Written task:
Please give the listing again in its entirety, exactly as written.

(Items from a dataset)
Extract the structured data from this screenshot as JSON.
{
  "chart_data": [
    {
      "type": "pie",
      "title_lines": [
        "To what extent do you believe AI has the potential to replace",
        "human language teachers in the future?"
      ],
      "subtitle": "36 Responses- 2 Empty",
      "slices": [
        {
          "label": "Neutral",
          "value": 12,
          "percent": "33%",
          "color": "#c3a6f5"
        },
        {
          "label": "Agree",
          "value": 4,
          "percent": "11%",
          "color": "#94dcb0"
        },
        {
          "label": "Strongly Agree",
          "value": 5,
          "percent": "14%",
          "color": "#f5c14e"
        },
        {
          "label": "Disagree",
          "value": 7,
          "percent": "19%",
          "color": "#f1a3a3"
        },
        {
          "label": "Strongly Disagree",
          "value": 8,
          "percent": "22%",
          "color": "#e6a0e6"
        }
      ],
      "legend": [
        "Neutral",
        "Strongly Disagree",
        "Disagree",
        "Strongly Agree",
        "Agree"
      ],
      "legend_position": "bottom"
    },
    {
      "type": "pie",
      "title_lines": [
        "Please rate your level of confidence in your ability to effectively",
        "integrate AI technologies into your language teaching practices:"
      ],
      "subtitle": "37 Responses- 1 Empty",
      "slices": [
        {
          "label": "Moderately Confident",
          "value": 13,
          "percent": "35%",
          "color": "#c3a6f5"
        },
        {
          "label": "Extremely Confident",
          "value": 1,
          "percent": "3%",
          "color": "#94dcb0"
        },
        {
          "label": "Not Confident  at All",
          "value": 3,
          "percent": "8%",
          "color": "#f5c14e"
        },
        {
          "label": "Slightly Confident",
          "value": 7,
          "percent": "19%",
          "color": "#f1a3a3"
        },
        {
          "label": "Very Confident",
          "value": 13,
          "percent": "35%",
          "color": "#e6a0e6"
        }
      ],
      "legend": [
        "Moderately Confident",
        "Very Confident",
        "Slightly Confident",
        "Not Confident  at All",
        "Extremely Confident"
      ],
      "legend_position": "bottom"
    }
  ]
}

Exercise output:
Extract the structured data from this screenshot as JSON.
{
  "chart_data": [
    {
      "type": "pie",
      "title_lines": [
        "To what extent do you believe AI has the potential to replace",
        "human language teachers in the future?"
      ],
      "subtitle": "36 Responses- 2 Empty",
      "slices": [
        {
          "label": "Neutral",
          "value": 12,
          "percent": "33%",
          "color": "#c3a6f5"
        },
        {
          "label": "Agree",
          "value": 4,
          "percent": "11%",
          "color": "#94dcb0"
        },
        {
          "label": "Strongly Agree",
          "value": 5,
          "percent": "14%",
          "color": "#f5c14e"
        },
        {
          "label": "Disagree",
          "value": 7,
          "percent": "19%",
          "color": "#f1a3a3"
        },
        {
          "label": "Strongly Disagree",
          "value": 8,
          "percent": "22%",
          "color": "#e6a0e6"
        }
      ],
      "legend": [
        "Neutral",
        "Strongly Disagree",
        "Disagree",
        "Strongly Agree",
        "Agree"
      ],
      "legend_position": "bottom"
    },
    {
      "type": "pie",
      "title_lines": [
        "Please rate your level of confidence in your ability to effectively",
        "integrate AI technologies into your language teaching practices:"
      ],
      "subtitle": "37 Responses- 1 Empty",
      "slices": [
        {
          "label": "Moderately Confident",
          "value": 13,
          "percent": "35%",
          "color": "#c3a6f5"
        },
        {
          "label": "Extremely Confident",
          "value": 1,
          "percent": "3%",
          "color": "#94dcb0"
        },
        {
          "label": "Not Confident  at All",
          "value": 3,
          "percent": "8%",
          "color": "#f5c14e"
        },
        {
          "label": "Slightly Confident",
          "value": 7,
          "percent": "19%",
          "color": "#f1a3a3"
        },
        {
          "label": "Very Confident",
          "value": 13,
          "percent": "35%",
          "color": "#e6a0e6"
        }
      ],
      "legend": [
        "Moderately Confident",
        "Very Confident",
        "Slightly Confident",
        "Not Confident  at All",
        "Extremely Confident"
      ],
      "legend_position": "bottom"
    }
  ]
}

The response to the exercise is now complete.